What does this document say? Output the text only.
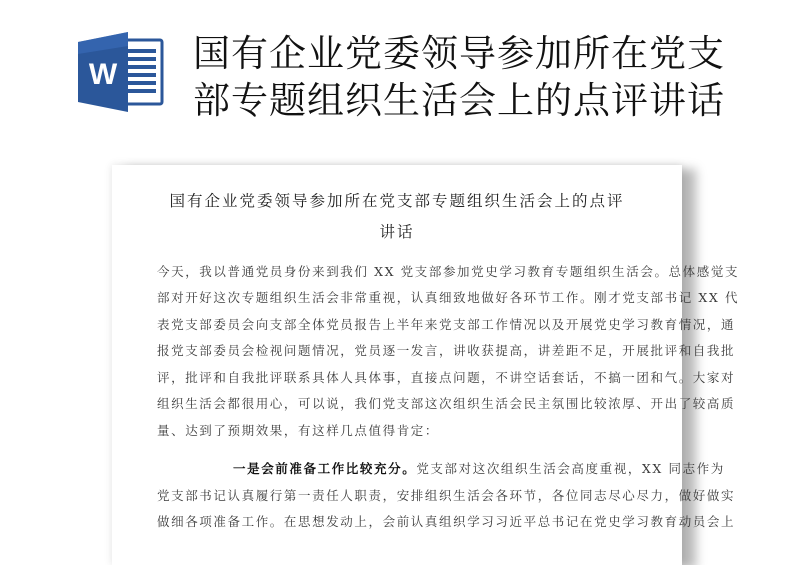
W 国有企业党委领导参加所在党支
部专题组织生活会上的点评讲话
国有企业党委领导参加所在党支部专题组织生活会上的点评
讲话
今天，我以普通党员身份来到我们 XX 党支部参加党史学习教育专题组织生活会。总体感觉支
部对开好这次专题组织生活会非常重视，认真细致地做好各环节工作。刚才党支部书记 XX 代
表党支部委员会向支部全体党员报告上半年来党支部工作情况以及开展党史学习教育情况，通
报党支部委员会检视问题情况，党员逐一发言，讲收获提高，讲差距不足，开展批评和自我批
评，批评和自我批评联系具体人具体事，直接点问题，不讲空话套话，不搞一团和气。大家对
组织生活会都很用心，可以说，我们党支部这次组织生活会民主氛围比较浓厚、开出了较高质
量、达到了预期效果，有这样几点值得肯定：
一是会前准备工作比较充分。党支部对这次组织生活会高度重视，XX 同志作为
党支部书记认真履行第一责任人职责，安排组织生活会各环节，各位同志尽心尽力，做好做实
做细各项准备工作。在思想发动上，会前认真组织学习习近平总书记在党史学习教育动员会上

==============================

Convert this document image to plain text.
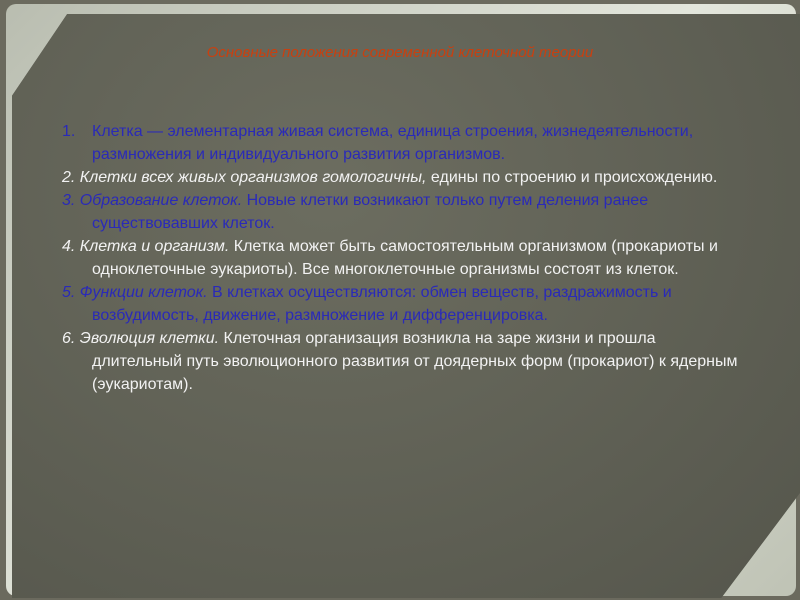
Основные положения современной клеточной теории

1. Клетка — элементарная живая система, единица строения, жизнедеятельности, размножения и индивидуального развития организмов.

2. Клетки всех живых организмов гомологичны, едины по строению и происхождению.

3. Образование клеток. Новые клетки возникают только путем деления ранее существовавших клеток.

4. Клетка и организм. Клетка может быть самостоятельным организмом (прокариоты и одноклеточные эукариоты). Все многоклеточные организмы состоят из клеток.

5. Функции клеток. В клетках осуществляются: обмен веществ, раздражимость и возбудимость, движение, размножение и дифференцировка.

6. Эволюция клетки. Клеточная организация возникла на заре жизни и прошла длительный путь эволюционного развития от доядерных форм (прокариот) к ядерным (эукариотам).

==============================

EXERCISE DESCRIPTION. Give the number of lines that hold the word "document" in these records, with nothing added.

FINAL RESULT. 2